→ The exercise
Restate each of the lines given below, word for word.

→ Recorded data
+ + + +

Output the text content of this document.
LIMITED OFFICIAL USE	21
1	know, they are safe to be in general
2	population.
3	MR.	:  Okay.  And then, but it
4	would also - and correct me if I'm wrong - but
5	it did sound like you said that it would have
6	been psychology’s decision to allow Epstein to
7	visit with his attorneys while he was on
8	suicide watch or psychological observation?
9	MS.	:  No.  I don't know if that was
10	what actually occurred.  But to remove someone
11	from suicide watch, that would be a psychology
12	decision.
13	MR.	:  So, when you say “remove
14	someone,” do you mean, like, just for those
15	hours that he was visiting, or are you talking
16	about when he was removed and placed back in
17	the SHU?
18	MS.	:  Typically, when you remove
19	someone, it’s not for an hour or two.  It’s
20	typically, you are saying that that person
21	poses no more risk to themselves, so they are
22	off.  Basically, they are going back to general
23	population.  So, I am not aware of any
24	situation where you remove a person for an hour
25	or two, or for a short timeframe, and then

+ + + +

→ Written answer
Output the text content of this document.
LIMITED OFFICIAL USE	21
1	know, they are safe to be in general
2	population.
3	MR.	:  Okay.  And then, but it
4	would also - and correct me if I'm wrong - but
5	it did sound like you said that it would have
6	been psychology’s decision to allow Epstein to
7	visit with his attorneys while he was on
8	suicide watch or psychological observation?
9	MS.	:  No.  I don't know if that was
10	what actually occurred.  But to remove someone
11	from suicide watch, that would be a psychology
12	decision.
13	MR.	:  So, when you say “remove
14	someone,” do you mean, like, just for those
15	hours that he was visiting, or are you talking
16	about when he was removed and placed back in
17	the SHU?
18	MS.	:  Typically, when you remove
19	someone, it’s not for an hour or two.  It’s
20	typically, you are saying that that person
21	poses no more risk to themselves, so they are
22	off.  Basically, they are going back to general
23	population.  So, I am not aware of any
24	situation where you remove a person for an hour
25	or two, or for a short timeframe, and then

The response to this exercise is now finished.